::: Given entries

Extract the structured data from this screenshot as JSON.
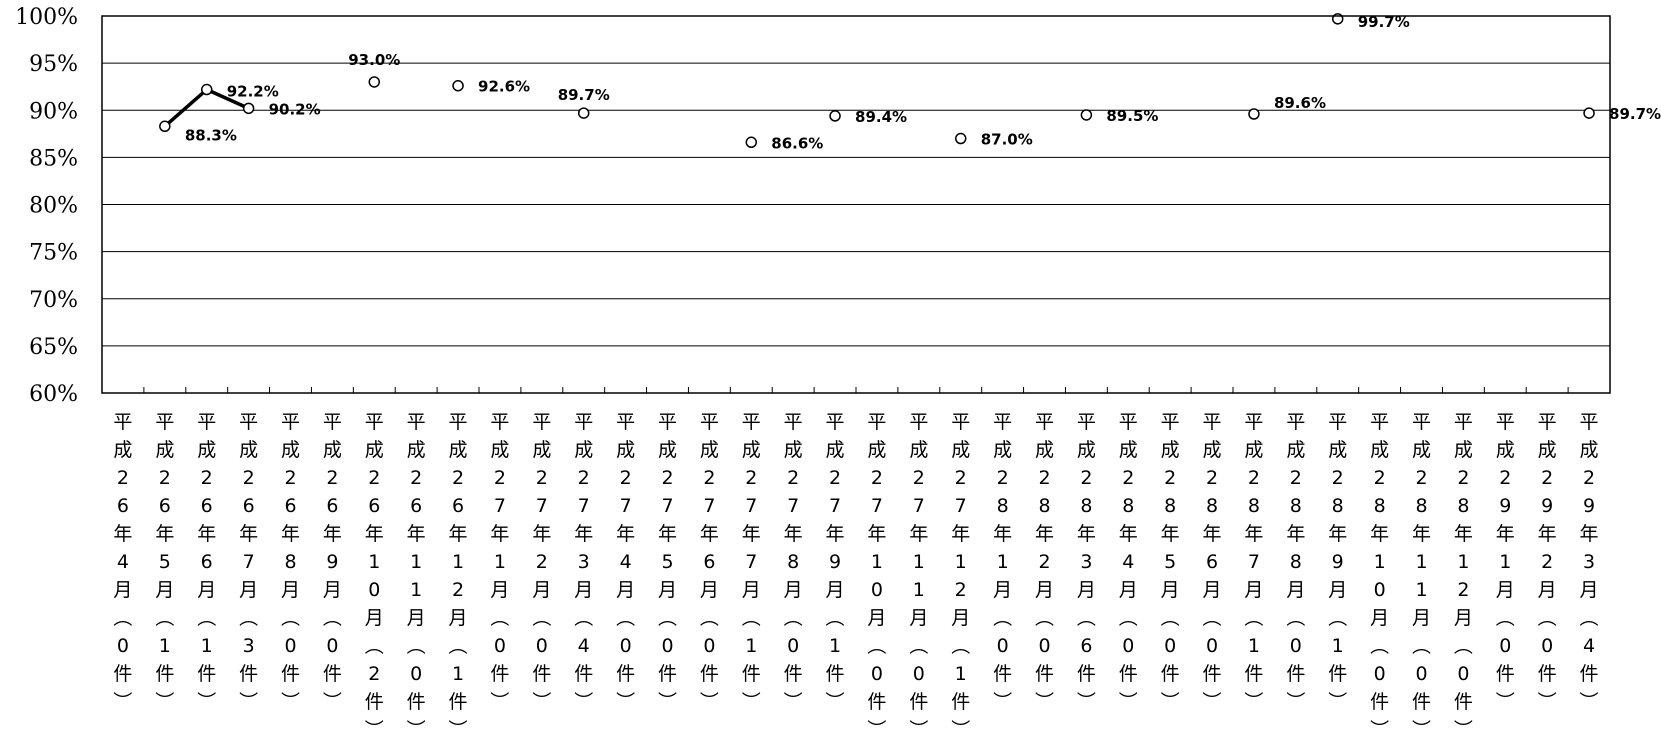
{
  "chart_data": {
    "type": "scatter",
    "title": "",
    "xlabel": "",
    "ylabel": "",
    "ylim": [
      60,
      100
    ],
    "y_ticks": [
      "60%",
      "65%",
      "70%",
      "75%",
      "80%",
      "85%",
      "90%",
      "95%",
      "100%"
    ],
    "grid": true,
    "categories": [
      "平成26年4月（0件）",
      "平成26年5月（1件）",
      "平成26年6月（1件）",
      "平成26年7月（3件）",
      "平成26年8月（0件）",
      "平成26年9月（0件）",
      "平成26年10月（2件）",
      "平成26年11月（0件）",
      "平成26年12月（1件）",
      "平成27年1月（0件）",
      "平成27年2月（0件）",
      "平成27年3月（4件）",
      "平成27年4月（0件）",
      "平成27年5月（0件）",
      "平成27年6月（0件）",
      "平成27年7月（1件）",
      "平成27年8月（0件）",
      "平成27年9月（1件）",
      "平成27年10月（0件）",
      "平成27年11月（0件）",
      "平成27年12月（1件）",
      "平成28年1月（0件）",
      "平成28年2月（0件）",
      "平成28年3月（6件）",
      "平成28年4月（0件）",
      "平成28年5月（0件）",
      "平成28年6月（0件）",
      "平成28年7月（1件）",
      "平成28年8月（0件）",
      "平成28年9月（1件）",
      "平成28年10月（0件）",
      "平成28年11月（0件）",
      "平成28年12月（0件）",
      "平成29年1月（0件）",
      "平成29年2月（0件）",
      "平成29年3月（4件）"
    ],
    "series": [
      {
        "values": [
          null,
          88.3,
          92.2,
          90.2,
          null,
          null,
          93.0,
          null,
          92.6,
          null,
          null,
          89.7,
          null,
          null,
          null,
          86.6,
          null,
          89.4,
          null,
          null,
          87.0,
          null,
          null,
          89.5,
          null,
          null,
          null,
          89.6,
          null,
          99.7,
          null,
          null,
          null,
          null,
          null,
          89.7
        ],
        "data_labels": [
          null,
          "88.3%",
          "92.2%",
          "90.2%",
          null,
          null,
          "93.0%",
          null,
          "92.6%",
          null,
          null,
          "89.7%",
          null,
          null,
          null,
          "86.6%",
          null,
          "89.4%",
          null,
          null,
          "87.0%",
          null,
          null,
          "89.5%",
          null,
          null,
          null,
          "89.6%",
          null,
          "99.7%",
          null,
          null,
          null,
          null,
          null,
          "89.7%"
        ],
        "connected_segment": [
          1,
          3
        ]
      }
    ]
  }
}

::::::

**Instruction:** Except for the pictures, print the data above exactly.

**Full response:**
Extract the structured data from this screenshot as JSON.
{
  "chart_data": {
    "type": "scatter",
    "title": "",
    "xlabel": "",
    "ylabel": "",
    "ylim": [
      60,
      100
    ],
    "y_ticks": [
      "60%",
      "65%",
      "70%",
      "75%",
      "80%",
      "85%",
      "90%",
      "95%",
      "100%"
    ],
    "grid": true,
    "categories": [
      "平成26年4月（0件）",
      "平成26年5月（1件）",
      "平成26年6月（1件）",
      "平成26年7月（3件）",
      "平成26年8月（0件）",
      "平成26年9月（0件）",
      "平成26年10月（2件）",
      "平成26年11月（0件）",
      "平成26年12月（1件）",
      "平成27年1月（0件）",
      "平成27年2月（0件）",
      "平成27年3月（4件）",
      "平成27年4月（0件）",
      "平成27年5月（0件）",
      "平成27年6月（0件）",
      "平成27年7月（1件）",
      "平成27年8月（0件）",
      "平成27年9月（1件）",
      "平成27年10月（0件）",
      "平成27年11月（0件）",
      "平成27年12月（1件）",
      "平成28年1月（0件）",
      "平成28年2月（0件）",
      "平成28年3月（6件）",
      "平成28年4月（0件）",
      "平成28年5月（0件）",
      "平成28年6月（0件）",
      "平成28年7月（1件）",
      "平成28年8月（0件）",
      "平成28年9月（1件）",
      "平成28年10月（0件）",
      "平成28年11月（0件）",
      "平成28年12月（0件）",
      "平成29年1月（0件）",
      "平成29年2月（0件）",
      "平成29年3月（4件）"
    ],
    "series": [
      {
        "values": [
          null,
          88.3,
          92.2,
          90.2,
          null,
          null,
          93.0,
          null,
          92.6,
          null,
          null,
          89.7,
          null,
          null,
          null,
          86.6,
          null,
          89.4,
          null,
          null,
          87.0,
          null,
          null,
          89.5,
          null,
          null,
          null,
          89.6,
          null,
          99.7,
          null,
          null,
          null,
          null,
          null,
          89.7
        ],
        "data_labels": [
          null,
          "88.3%",
          "92.2%",
          "90.2%",
          null,
          null,
          "93.0%",
          null,
          "92.6%",
          null,
          null,
          "89.7%",
          null,
          null,
          null,
          "86.6%",
          null,
          "89.4%",
          null,
          null,
          "87.0%",
          null,
          null,
          "89.5%",
          null,
          null,
          null,
          "89.6%",
          null,
          "99.7%",
          null,
          null,
          null,
          null,
          null,
          "89.7%"
        ],
        "connected_segment": [
          1,
          3
        ]
      }
    ]
  }
}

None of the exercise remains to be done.